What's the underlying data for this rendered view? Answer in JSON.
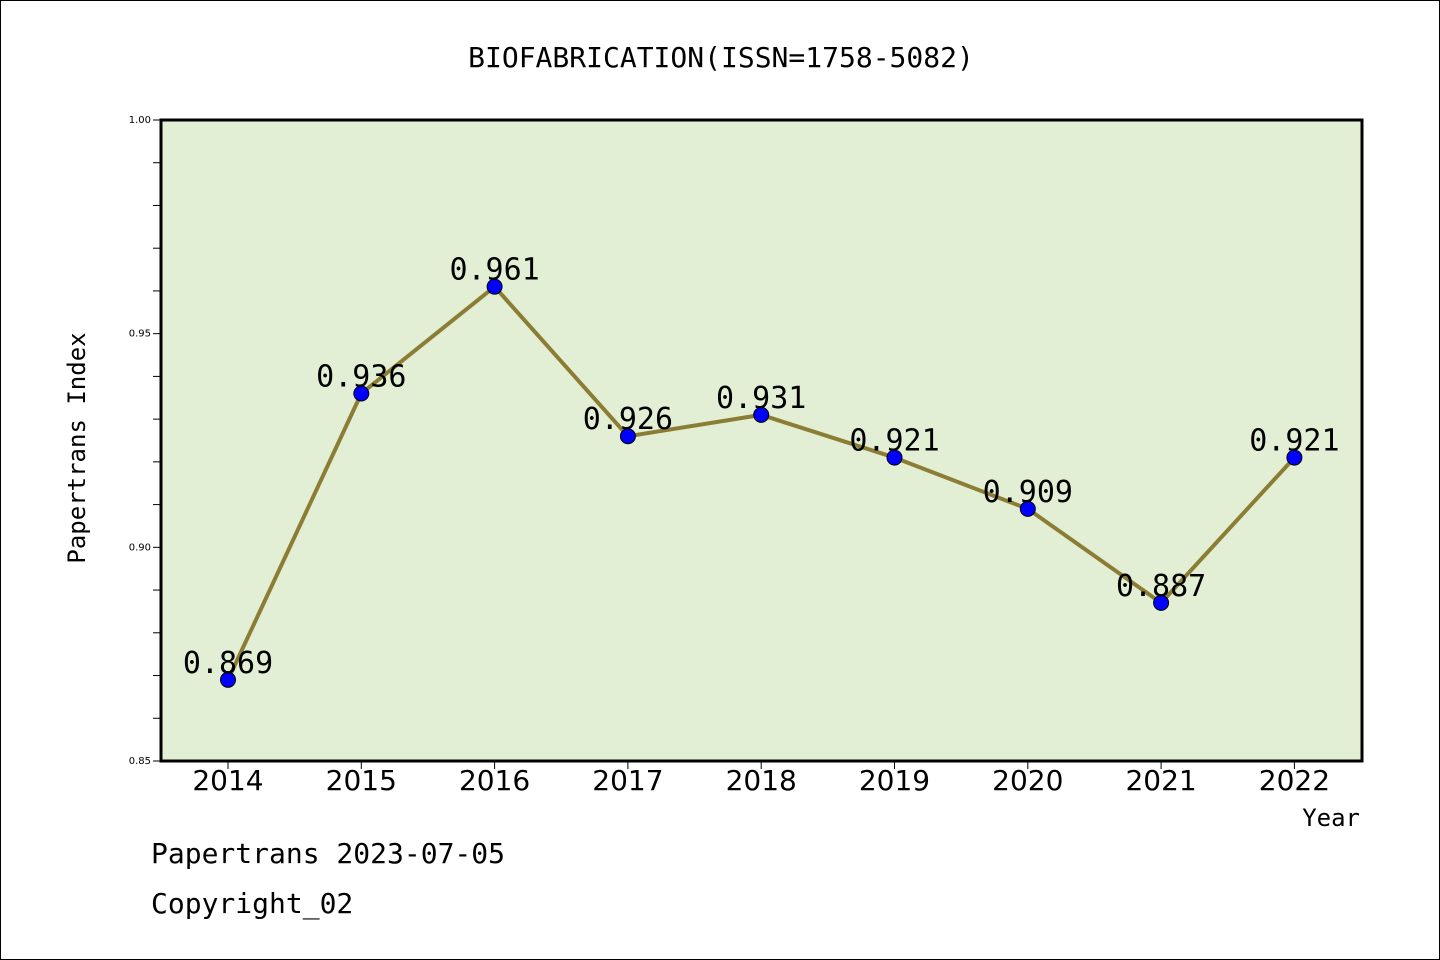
{
  "chart_data": {
    "type": "line",
    "title": "BIOFABRICATION(ISSN=1758-5082)",
    "xlabel": "Year",
    "ylabel": "Papertrans Index",
    "categories": [
      "2014",
      "2015",
      "2016",
      "2017",
      "2018",
      "2019",
      "2020",
      "2021",
      "2022"
    ],
    "values": [
      0.869,
      0.936,
      0.961,
      0.926,
      0.931,
      0.921,
      0.909,
      0.887,
      0.921
    ],
    "value_labels": [
      "0.869",
      "0.936",
      "0.961",
      "0.926",
      "0.931",
      "0.921",
      "0.909",
      "0.887",
      "0.921"
    ],
    "ylim": [
      0.85,
      1.0
    ],
    "yticks": [
      "0.85",
      "0.90",
      "0.95",
      "1.00"
    ],
    "y_minor_step": 0.01,
    "grid": false,
    "colors": {
      "plot_background": "#e2efd5",
      "line": "#8b7d33",
      "marker": "#0000ff"
    }
  },
  "footer": {
    "source": "Papertrans 2023-07-05",
    "copyright": "Copyright_02"
  }
}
********
» **Exercise description**
Write out every record above exactly as it stands, but leave out the pictures.

» **Reply to the exercise**
What's the underlying data for this rendered view? Answer in JSON.
{
  "chart_data": {
    "type": "line",
    "title": "BIOFABRICATION(ISSN=1758-5082)",
    "xlabel": "Year",
    "ylabel": "Papertrans Index",
    "categories": [
      "2014",
      "2015",
      "2016",
      "2017",
      "2018",
      "2019",
      "2020",
      "2021",
      "2022"
    ],
    "values": [
      0.869,
      0.936,
      0.961,
      0.926,
      0.931,
      0.921,
      0.909,
      0.887,
      0.921
    ],
    "value_labels": [
      "0.869",
      "0.936",
      "0.961",
      "0.926",
      "0.931",
      "0.921",
      "0.909",
      "0.887",
      "0.921"
    ],
    "ylim": [
      0.85,
      1.0
    ],
    "yticks": [
      "0.85",
      "0.90",
      "0.95",
      "1.00"
    ],
    "y_minor_step": 0.01,
    "grid": false,
    "colors": {
      "plot_background": "#e2efd5",
      "line": "#8b7d33",
      "marker": "#0000ff"
    }
  },
  "footer": {
    "source": "Papertrans 2023-07-05",
    "copyright": "Copyright_02"
  }
}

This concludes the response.